— Page extract —
....
9/9/2020
Please use a discerning gaze when reading these claims, which deserve critical examination. This documentation represents a snapshot of my internal landscape at a certain point in time in my life during my collegiate career.
Original Entry:
Sub-functions for Energy – Re-imagining Thoughts:
Thoughts of all types are abstract, ethereal, and intangible, at least in a certain sense. Feeling of Rhythm, time, gravity, density, and spaciousness are tangible anchors.
Perception seems to mesh together through 5 physical senses and a 6th mental sense of mind, of thought and imagination.
All too often I wander through my thoughts and loose my center, or so it seems. I am always centered, even when I’m not.
I change the basic way I relate to my thoughts.
Thoughts are like time; fleeting and perpetually changing. Thoughts are a reference points in reality, symbols to relate with, impermanent packets of ordered chaos transformed to manageable quanta with which we construct our schema of reality.
....
— Input rows —
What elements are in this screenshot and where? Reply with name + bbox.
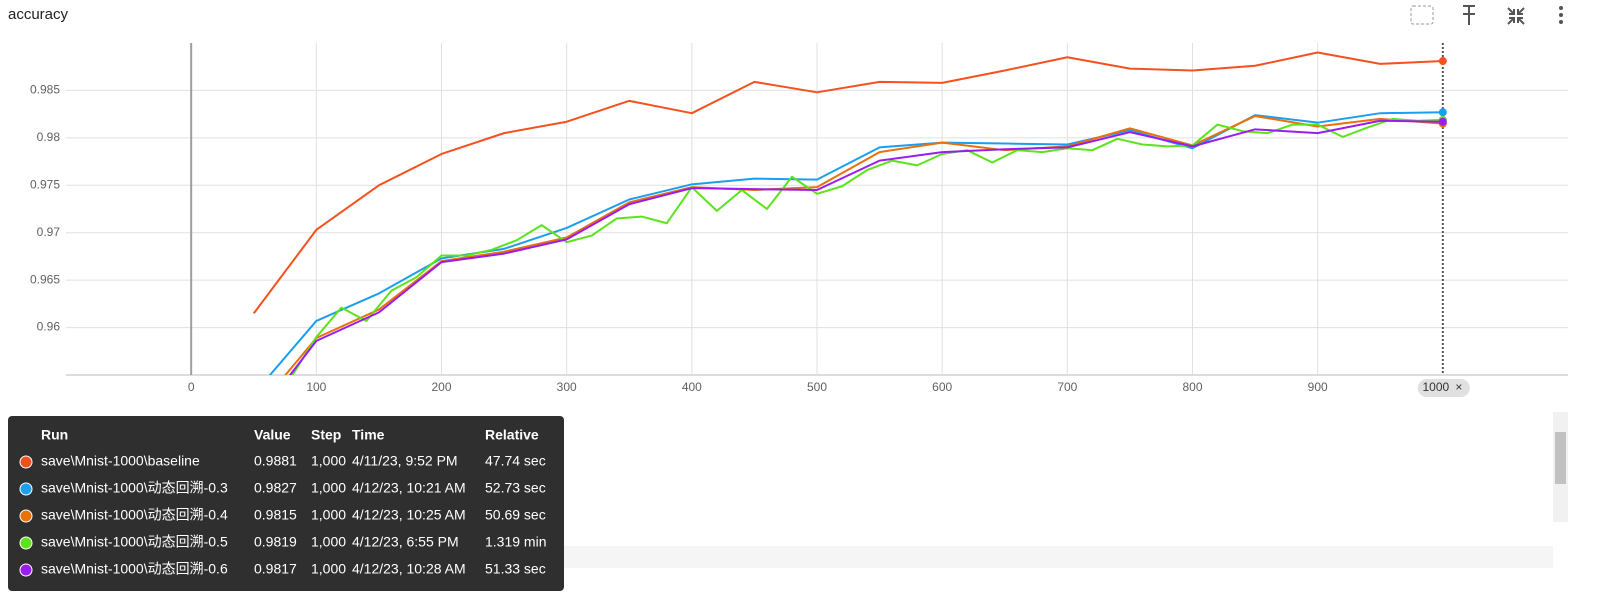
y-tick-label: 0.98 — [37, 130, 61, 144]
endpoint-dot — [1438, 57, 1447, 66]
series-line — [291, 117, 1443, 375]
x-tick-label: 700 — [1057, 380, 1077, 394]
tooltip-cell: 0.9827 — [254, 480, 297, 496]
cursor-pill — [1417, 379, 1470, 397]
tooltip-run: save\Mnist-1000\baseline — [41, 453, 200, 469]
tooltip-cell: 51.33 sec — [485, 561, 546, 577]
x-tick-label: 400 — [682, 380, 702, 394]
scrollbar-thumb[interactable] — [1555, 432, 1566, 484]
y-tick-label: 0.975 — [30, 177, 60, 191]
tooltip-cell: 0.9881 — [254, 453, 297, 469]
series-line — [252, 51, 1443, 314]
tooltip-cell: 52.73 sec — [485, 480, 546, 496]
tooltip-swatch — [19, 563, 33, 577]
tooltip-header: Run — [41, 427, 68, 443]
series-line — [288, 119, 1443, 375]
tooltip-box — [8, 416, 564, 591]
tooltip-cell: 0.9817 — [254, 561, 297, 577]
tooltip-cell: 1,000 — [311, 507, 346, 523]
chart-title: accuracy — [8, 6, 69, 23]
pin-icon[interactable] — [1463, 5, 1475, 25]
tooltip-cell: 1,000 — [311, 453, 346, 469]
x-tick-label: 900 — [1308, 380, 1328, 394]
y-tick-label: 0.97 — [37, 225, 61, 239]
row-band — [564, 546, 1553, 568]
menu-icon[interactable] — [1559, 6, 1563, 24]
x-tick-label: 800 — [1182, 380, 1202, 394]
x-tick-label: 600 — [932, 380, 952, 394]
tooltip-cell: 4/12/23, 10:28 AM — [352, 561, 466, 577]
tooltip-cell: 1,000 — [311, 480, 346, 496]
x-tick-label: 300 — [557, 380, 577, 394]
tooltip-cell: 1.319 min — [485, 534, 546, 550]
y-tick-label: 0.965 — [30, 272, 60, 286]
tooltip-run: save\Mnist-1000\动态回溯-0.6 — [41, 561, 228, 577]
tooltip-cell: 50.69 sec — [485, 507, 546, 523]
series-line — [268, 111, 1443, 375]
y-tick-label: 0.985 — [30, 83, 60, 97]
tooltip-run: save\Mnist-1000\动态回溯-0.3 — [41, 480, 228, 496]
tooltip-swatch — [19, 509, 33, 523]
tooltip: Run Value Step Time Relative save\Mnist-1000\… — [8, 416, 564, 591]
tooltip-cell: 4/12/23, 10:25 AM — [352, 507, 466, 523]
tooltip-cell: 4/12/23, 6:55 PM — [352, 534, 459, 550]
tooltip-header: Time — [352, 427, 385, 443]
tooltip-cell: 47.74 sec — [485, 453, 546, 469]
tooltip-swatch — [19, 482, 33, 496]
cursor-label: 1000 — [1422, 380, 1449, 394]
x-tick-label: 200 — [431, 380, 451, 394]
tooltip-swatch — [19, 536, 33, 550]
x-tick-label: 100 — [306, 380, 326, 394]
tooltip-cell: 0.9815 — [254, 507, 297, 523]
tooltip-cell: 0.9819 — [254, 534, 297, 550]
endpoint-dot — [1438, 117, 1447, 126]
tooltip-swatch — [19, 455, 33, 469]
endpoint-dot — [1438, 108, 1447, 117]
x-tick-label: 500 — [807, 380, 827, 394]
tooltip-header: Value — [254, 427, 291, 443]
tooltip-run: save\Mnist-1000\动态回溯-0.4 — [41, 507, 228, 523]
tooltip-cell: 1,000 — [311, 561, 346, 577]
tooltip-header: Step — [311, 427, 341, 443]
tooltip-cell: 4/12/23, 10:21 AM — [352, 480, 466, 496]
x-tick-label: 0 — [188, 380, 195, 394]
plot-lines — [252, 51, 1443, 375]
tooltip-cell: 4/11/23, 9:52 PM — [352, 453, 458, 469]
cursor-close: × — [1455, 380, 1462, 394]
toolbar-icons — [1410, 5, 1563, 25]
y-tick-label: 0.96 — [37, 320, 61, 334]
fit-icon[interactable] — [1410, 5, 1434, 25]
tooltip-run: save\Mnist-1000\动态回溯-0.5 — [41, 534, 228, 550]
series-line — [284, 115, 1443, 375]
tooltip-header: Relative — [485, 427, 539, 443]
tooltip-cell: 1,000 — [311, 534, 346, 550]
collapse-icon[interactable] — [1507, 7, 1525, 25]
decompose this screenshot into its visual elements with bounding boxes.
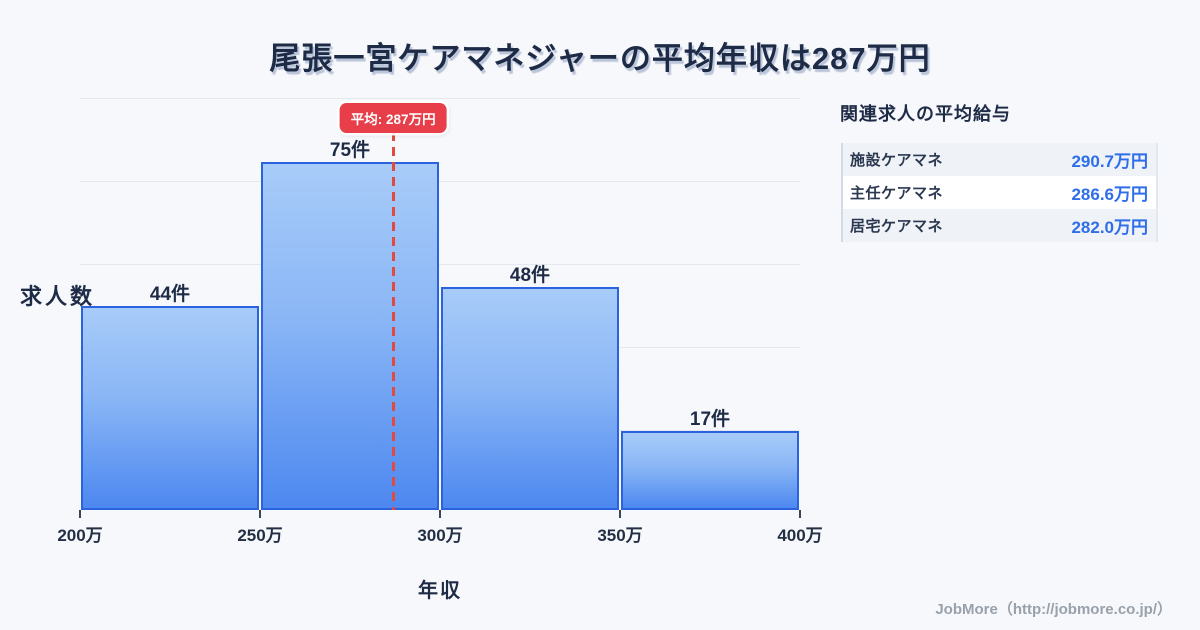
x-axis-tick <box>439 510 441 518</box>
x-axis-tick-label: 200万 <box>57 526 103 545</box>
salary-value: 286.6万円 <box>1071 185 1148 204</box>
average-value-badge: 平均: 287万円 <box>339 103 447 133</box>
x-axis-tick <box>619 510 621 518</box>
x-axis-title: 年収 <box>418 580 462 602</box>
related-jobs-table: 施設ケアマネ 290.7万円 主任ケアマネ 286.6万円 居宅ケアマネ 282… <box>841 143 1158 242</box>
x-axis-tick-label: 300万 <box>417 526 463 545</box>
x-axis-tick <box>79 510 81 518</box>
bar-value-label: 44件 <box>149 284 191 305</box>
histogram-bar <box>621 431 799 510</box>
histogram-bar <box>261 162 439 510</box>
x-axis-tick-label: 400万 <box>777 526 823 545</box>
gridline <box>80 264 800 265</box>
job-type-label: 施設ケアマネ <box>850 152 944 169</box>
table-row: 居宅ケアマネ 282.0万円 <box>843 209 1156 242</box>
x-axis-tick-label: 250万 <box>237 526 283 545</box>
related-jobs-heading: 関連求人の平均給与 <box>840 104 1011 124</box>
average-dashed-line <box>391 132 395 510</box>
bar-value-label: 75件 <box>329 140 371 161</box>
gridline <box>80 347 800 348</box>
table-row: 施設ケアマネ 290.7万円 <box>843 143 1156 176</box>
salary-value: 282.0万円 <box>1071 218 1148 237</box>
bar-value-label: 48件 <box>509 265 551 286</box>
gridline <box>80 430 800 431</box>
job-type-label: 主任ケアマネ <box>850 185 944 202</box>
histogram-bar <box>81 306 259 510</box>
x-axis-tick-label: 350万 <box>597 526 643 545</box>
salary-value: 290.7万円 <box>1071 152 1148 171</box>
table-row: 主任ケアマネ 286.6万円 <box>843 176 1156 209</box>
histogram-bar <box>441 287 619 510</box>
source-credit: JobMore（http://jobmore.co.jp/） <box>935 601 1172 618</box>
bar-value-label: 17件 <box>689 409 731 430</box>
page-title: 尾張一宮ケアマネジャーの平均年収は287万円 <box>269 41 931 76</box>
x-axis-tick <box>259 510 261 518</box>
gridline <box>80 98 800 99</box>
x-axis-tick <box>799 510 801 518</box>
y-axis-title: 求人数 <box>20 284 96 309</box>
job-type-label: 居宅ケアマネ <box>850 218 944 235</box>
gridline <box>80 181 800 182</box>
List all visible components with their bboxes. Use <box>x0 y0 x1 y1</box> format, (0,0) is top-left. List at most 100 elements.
....
— Written request 1 —
List every item the journal entry names as a tangible anchor.
— Written request 2 —
Output everything in the records from the line containing "y-tick-label: 0.98 — [37, 130, 61, 144]" down to the line containing "tooltip-cell: 1,000 — [311, 453, 346, 469]", both included, as a Markdown table. Use the columns Number and Record line, one row per line, and omit blank lines.

— Full response 1 —
- Rhythm
- Time
- Gravity
- Density
- Spaciousness

— Full response 2 —
| Number | Record line |
|---|---|
| 1 | y-tick-label: 0.98 — [37, 130, 61, 144] |
| 2 | endpoint-dot — [1438, 57, 1447, 66] |
| 3 | series-line — [291, 117, 1443, 375] |
| 4 | x-tick-label: 700 — [1057, 380, 1077, 394] |
| 5 | tooltip-cell: 0.9827 — [254, 480, 297, 496] |
| 6 | cursor-pill — [1417, 379, 1470, 397] |
| 7 | tooltip-run: save\Mnist-1000\baseline — [41, 453, 200, 469] |
| 8 | tooltip-cell: 51.33 sec — [485, 561, 546, 577] |
| 9 | x-tick-label: 400 — [682, 380, 702, 394] |
| 10 | scrollbar-thumb[interactable] — [1555, 432, 1566, 484] |
| 11 | y-tick-label: 0.975 — [30, 177, 60, 191] |
| 12 | tooltip-cell: 0.9881 — [254, 453, 297, 469] |
| 13 | series-line — [252, 51, 1443, 314] |
| 14 | tooltip-cell: 52.73 sec — [485, 480, 546, 496] |
| 15 | tooltip-swatch — [19, 563, 33, 577] |
| 16 | tooltip-header: Run — [41, 427, 68, 443] |
| 17 | series-line — [288, 119, 1443, 375] |
| 18 | tooltip-box — [8, 416, 564, 591] |
| 19 | tooltip-cell: 0.9817 — [254, 561, 297, 577] |
| 20 | tooltip-cell: 1,000 — [311, 507, 346, 523] |
| 21 | chart-title: accuracy — [8, 6, 69, 23] |
| 22 | pin-icon[interactable] — [1463, 5, 1475, 25] |
| 23 | tooltip-cell: 1,000 — [311, 453, 346, 469] |